• _Problem description_:
Copy every line of the records below that holds the word "name".
<<<<
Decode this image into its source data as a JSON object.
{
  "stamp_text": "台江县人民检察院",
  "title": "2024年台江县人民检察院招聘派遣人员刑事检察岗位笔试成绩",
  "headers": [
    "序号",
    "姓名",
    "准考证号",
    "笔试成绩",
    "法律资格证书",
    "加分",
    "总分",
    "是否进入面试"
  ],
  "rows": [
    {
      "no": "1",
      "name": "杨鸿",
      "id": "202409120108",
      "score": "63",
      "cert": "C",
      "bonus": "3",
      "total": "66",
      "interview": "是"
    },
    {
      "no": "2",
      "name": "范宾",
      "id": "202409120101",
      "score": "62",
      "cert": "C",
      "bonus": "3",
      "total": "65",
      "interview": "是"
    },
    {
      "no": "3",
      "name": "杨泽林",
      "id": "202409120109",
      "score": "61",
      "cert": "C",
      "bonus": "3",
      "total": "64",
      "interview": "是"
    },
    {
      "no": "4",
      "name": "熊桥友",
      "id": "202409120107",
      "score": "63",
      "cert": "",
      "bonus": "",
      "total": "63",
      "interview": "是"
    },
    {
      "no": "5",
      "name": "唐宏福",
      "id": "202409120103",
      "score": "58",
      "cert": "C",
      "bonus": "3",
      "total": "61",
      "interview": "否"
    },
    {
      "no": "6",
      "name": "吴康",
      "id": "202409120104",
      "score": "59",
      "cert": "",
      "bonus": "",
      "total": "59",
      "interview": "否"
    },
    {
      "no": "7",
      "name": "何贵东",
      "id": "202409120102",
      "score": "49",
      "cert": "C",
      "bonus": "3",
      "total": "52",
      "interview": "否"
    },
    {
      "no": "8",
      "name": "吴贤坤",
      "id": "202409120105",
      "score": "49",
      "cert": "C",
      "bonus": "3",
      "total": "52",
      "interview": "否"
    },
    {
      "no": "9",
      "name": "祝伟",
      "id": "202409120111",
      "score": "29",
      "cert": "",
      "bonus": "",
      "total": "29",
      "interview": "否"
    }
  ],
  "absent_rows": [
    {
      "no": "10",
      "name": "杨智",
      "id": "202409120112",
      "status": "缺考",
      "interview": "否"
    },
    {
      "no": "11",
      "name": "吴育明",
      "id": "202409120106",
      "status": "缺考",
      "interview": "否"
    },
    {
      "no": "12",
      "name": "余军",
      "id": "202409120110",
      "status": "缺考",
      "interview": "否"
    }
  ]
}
>>>>
• _Reply to the task_:
      "name": "杨鸿",
      "name": "范宾",
      "name": "杨泽林",
      "name": "熊桥友",
      "name": "唐宏福",
      "name": "吴康",
      "name": "何贵东",
      "name": "吴贤坤",
      "name": "祝伟",
      "name": "杨智",
      "name": "吴育明",
      "name": "余军",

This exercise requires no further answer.